**REQUEST:**
Copy out the listing that follows exactly, dropping every picture.

**GIVEN DATA:**
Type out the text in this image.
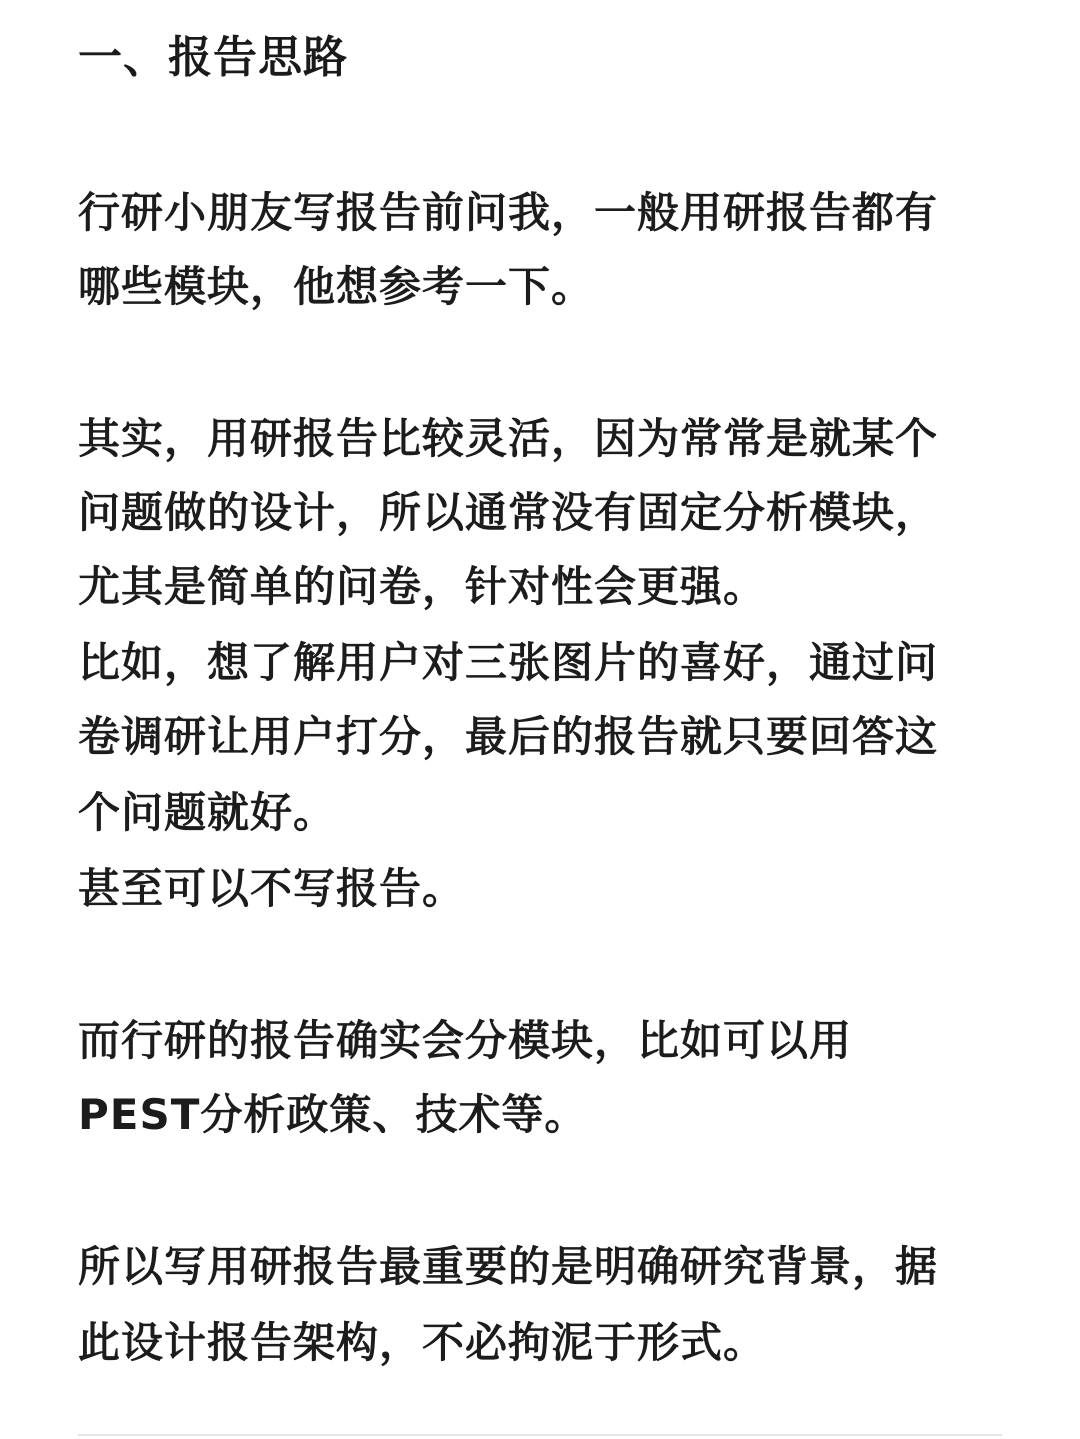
一、报告思路
行研小朋友写报告前问我，一般用研报告都有
哪些模块，他想参考一下。
其实，用研报告比较灵活，因为常常是就某个
问题做的设计，所以通常没有固定分析模块，
尤其是简单的问卷，针对性会更强。
比如，想了解用户对三张图片的喜好，通过问
卷调研让用户打分，最后的报告就只要回答这
个问题就好。
甚至可以不写报告。
而行研的报告确实会分模块，比如可以用
PEST分析政策、技术等。
所以写用研报告最重要的是明确研究背景，据
此设计报告架构，不必拘泥于形式。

**TASK SOLUTION:**
Type out the text in this image.
一、报告思路
行研小朋友写报告前问我，一般用研报告都有
哪些模块，他想参考一下。
其实，用研报告比较灵活，因为常常是就某个
问题做的设计，所以通常没有固定分析模块，
尤其是简单的问卷，针对性会更强。
比如，想了解用户对三张图片的喜好，通过问
卷调研让用户打分，最后的报告就只要回答这
个问题就好。
甚至可以不写报告。
而行研的报告确实会分模块，比如可以用
PEST分析政策、技术等。
所以写用研报告最重要的是明确研究背景，据
此设计报告架构，不必拘泥于形式。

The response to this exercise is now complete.